# start of EXERCISE DATA

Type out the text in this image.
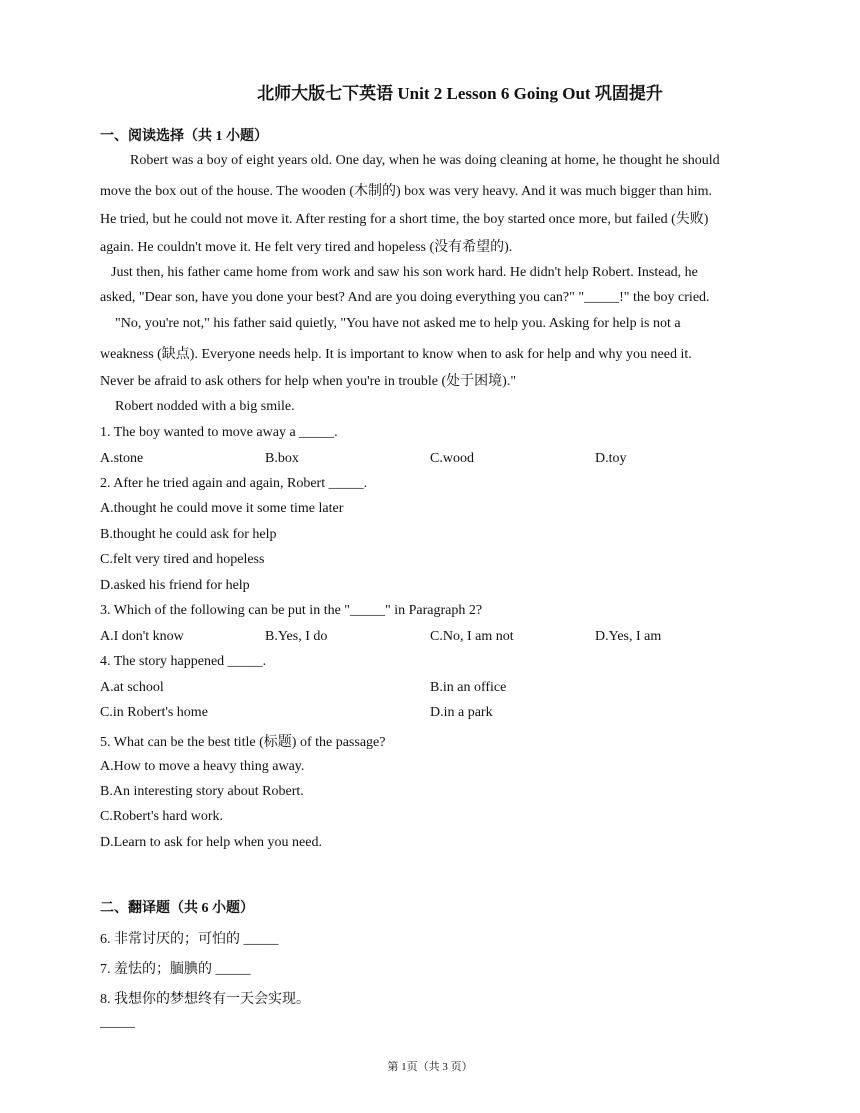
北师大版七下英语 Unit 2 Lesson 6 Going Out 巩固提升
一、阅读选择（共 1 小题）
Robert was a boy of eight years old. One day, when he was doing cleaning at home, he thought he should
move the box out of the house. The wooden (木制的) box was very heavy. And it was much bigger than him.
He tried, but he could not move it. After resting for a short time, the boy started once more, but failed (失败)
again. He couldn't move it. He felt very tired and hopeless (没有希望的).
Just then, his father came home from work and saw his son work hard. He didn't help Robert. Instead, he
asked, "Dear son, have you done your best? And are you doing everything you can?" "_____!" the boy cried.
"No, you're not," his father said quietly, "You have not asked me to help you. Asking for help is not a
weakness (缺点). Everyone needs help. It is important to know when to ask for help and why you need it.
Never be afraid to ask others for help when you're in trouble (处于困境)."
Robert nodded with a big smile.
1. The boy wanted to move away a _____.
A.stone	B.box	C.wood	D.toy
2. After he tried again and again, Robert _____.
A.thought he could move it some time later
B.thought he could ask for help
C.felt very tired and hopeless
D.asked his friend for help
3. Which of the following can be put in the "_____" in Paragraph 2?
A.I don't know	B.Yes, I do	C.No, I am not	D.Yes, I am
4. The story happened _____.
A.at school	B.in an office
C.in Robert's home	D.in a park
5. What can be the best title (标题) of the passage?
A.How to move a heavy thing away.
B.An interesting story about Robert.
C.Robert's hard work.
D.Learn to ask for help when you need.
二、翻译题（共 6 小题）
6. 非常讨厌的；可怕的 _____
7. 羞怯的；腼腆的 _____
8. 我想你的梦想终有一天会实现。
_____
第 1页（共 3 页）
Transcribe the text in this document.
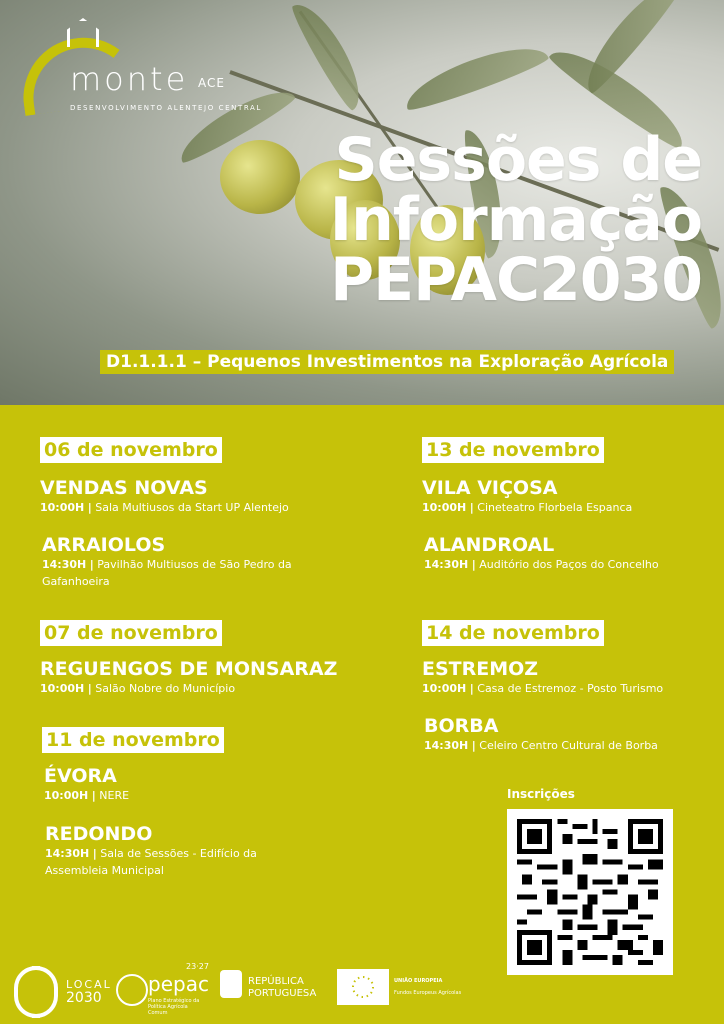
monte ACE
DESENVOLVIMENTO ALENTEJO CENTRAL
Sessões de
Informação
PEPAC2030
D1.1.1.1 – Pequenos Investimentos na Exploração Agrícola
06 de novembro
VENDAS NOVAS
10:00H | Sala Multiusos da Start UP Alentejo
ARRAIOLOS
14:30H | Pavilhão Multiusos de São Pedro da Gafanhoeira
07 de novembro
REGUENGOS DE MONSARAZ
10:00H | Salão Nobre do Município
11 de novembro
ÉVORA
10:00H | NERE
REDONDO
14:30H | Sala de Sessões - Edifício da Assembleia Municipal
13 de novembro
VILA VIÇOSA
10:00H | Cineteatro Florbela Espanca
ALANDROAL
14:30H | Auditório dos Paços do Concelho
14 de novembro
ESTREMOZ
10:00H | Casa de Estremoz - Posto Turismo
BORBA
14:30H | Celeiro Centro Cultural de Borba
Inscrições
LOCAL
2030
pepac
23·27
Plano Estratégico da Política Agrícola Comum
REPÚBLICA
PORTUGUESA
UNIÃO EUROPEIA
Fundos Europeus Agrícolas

# end of EXERCISE DATA

* **WHAT IS REQUIRED**
Transcribe every entry word for word, but skip the pictures.

* **TASK RESPONSE**
Type out the text in this image.
北师大版七下英语 Unit 2 Lesson 6 Going Out 巩固提升
一、阅读选择（共 1 小题）
Robert was a boy of eight years old. One day, when he was doing cleaning at home, he thought he should
move the box out of the house. The wooden (木制的) box was very heavy. And it was much bigger than him.
He tried, but he could not move it. After resting for a short time, the boy started once more, but failed (失败)
again. He couldn't move it. He felt very tired and hopeless (没有希望的).
Just then, his father came home from work and saw his son work hard. He didn't help Robert. Instead, he
asked, "Dear son, have you done your best? And are you doing everything you can?" "_____!" the boy cried.
"No, you're not," his father said quietly, "You have not asked me to help you. Asking for help is not a
weakness (缺点). Everyone needs help. It is important to know when to ask for help and why you need it.
Never be afraid to ask others for help when you're in trouble (处于困境)."
Robert nodded with a big smile.
1. The boy wanted to move away a _____.
A.stone	B.box	C.wood	D.toy
2. After he tried again and again, Robert _____.
A.thought he could move it some time later
B.thought he could ask for help
C.felt very tired and hopeless
D.asked his friend for help
3. Which of the following can be put in the "_____" in Paragraph 2?
A.I don't know	B.Yes, I do	C.No, I am not	D.Yes, I am
4. The story happened _____.
A.at school	B.in an office
C.in Robert's home	D.in a park
5. What can be the best title (标题) of the passage?
A.How to move a heavy thing away.
B.An interesting story about Robert.
C.Robert's hard work.
D.Learn to ask for help when you need.
二、翻译题（共 6 小题）
6. 非常讨厌的；可怕的 _____
7. 羞怯的；腼腆的 _____
8. 我想你的梦想终有一天会实现。
_____
第 1页（共 3 页）
Transcribe the text in this document.
monte ACE
DESENVOLVIMENTO ALENTEJO CENTRAL
Sessões de
Informação
PEPAC2030
D1.1.1.1 – Pequenos Investimentos na Exploração Agrícola
06 de novembro
VENDAS NOVAS
10:00H | Sala Multiusos da Start UP Alentejo
ARRAIOLOS
14:30H | Pavilhão Multiusos de São Pedro da Gafanhoeira
07 de novembro
REGUENGOS DE MONSARAZ
10:00H | Salão Nobre do Município
11 de novembro
ÉVORA
10:00H | NERE
REDONDO
14:30H | Sala de Sessões - Edifício da Assembleia Municipal
13 de novembro
VILA VIÇOSA
10:00H | Cineteatro Florbela Espanca
ALANDROAL
14:30H | Auditório dos Paços do Concelho
14 de novembro
ESTREMOZ
10:00H | Casa de Estremoz - Posto Turismo
BORBA
14:30H | Celeiro Centro Cultural de Borba
Inscrições
LOCAL
2030
pepac
23·27
Plano Estratégico da Política Agrícola Comum
REPÚBLICA
PORTUGUESA
UNIÃO EUROPEIA
Fundos Europeus Agrícolas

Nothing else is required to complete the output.